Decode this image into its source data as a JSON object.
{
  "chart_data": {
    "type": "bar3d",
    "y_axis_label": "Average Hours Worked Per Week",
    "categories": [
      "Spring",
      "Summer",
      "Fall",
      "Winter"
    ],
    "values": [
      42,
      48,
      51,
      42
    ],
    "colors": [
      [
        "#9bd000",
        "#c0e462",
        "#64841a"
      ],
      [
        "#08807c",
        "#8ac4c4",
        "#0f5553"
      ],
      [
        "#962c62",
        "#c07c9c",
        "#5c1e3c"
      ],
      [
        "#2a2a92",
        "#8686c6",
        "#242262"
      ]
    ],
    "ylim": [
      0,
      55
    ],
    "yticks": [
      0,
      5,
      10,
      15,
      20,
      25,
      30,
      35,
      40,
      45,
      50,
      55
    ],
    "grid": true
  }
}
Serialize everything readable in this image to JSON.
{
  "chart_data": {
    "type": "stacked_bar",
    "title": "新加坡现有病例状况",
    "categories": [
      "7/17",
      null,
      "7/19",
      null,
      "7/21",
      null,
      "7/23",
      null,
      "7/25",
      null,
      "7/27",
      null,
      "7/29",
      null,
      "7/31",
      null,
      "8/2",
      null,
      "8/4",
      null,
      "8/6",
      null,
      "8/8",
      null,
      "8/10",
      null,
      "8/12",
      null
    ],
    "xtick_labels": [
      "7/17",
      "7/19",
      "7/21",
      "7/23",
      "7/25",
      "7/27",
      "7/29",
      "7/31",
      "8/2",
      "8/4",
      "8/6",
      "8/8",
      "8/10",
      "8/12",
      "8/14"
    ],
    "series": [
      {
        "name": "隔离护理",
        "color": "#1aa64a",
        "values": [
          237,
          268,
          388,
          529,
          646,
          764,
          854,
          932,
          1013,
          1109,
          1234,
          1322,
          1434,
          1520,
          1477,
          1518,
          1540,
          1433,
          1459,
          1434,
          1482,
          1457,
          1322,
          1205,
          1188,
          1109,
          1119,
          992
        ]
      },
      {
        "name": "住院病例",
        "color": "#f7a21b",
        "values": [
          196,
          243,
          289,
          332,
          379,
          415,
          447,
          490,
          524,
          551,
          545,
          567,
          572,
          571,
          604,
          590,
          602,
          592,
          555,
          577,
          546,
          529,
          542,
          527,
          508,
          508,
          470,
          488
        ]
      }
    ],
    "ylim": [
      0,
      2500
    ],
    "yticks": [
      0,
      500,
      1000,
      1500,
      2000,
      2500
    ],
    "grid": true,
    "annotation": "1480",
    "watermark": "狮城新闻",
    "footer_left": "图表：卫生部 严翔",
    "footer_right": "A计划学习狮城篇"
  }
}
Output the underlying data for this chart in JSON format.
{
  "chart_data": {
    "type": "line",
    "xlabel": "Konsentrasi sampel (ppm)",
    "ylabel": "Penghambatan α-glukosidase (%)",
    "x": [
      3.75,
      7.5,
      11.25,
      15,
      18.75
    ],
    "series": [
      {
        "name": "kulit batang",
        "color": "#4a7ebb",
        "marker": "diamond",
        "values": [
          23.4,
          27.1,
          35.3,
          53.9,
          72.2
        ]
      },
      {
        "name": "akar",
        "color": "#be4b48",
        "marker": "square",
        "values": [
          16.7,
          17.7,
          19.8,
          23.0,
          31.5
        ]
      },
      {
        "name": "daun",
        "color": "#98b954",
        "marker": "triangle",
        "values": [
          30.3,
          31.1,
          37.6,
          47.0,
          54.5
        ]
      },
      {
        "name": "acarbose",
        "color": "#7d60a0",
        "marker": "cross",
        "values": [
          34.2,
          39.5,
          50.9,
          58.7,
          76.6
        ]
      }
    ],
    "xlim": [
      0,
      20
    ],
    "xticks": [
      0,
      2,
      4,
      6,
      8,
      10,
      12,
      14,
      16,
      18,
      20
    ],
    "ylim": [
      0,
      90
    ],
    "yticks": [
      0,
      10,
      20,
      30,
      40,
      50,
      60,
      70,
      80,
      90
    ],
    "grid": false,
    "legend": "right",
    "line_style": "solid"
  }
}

Task to complete >> Each line above must be printed exactly as it appears.

Worked answer >>
Decode this image into its source data as a JSON object.
{
  "chart_data": {
    "type": "bar3d",
    "y_axis_label": "Average Hours Worked Per Week",
    "categories": [
      "Spring",
      "Summer",
      "Fall",
      "Winter"
    ],
    "values": [
      42,
      48,
      51,
      42
    ],
    "colors": [
      [
        "#9bd000",
        "#c0e462",
        "#64841a"
      ],
      [
        "#08807c",
        "#8ac4c4",
        "#0f5553"
      ],
      [
        "#962c62",
        "#c07c9c",
        "#5c1e3c"
      ],
      [
        "#2a2a92",
        "#8686c6",
        "#242262"
      ]
    ],
    "ylim": [
      0,
      55
    ],
    "yticks": [
      0,
      5,
      10,
      15,
      20,
      25,
      30,
      35,
      40,
      45,
      50,
      55
    ],
    "grid": true
  }
}
Serialize everything readable in this image to JSON.
{
  "chart_data": {
    "type": "stacked_bar",
    "title": "新加坡现有病例状况",
    "categories": [
      "7/17",
      null,
      "7/19",
      null,
      "7/21",
      null,
      "7/23",
      null,
      "7/25",
      null,
      "7/27",
      null,
      "7/29",
      null,
      "7/31",
      null,
      "8/2",
      null,
      "8/4",
      null,
      "8/6",
      null,
      "8/8",
      null,
      "8/10",
      null,
      "8/12",
      null
    ],
    "xtick_labels": [
      "7/17",
      "7/19",
      "7/21",
      "7/23",
      "7/25",
      "7/27",
      "7/29",
      "7/31",
      "8/2",
      "8/4",
      "8/6",
      "8/8",
      "8/10",
      "8/12",
      "8/14"
    ],
    "series": [
      {
        "name": "隔离护理",
        "color": "#1aa64a",
        "values": [
          237,
          268,
          388,
          529,
          646,
          764,
          854,
          932,
          1013,
          1109,
          1234,
          1322,
          1434,
          1520,
          1477,
          1518,
          1540,
          1433,
          1459,
          1434,
          1482,
          1457,
          1322,
          1205,
          1188,
          1109,
          1119,
          992
        ]
      },
      {
        "name": "住院病例",
        "color": "#f7a21b",
        "values": [
          196,
          243,
          289,
          332,
          379,
          415,
          447,
          490,
          524,
          551,
          545,
          567,
          572,
          571,
          604,
          590,
          602,
          592,
          555,
          577,
          546,
          529,
          542,
          527,
          508,
          508,
          470,
          488
        ]
      }
    ],
    "ylim": [
      0,
      2500
    ],
    "yticks": [
      0,
      500,
      1000,
      1500,
      2000,
      2500
    ],
    "grid": true,
    "annotation": "1480",
    "watermark": "狮城新闻",
    "footer_left": "图表：卫生部 严翔",
    "footer_right": "A计划学习狮城篇"
  }
}
Output the underlying data for this chart in JSON format.
{
  "chart_data": {
    "type": "line",
    "xlabel": "Konsentrasi sampel (ppm)",
    "ylabel": "Penghambatan α-glukosidase (%)",
    "x": [
      3.75,
      7.5,
      11.25,
      15,
      18.75
    ],
    "series": [
      {
        "name": "kulit batang",
        "color": "#4a7ebb",
        "marker": "diamond",
        "values": [
          23.4,
          27.1,
          35.3,
          53.9,
          72.2
        ]
      },
      {
        "name": "akar",
        "color": "#be4b48",
        "marker": "square",
        "values": [
          16.7,
          17.7,
          19.8,
          23.0,
          31.5
        ]
      },
      {
        "name": "daun",
        "color": "#98b954",
        "marker": "triangle",
        "values": [
          30.3,
          31.1,
          37.6,
          47.0,
          54.5
        ]
      },
      {
        "name": "acarbose",
        "color": "#7d60a0",
        "marker": "cross",
        "values": [
          34.2,
          39.5,
          50.9,
          58.7,
          76.6
        ]
      }
    ],
    "xlim": [
      0,
      20
    ],
    "xticks": [
      0,
      2,
      4,
      6,
      8,
      10,
      12,
      14,
      16,
      18,
      20
    ],
    "ylim": [
      0,
      90
    ],
    "yticks": [
      0,
      10,
      20,
      30,
      40,
      50,
      60,
      70,
      80,
      90
    ],
    "grid": false,
    "legend": "right",
    "line_style": "solid"
  }
}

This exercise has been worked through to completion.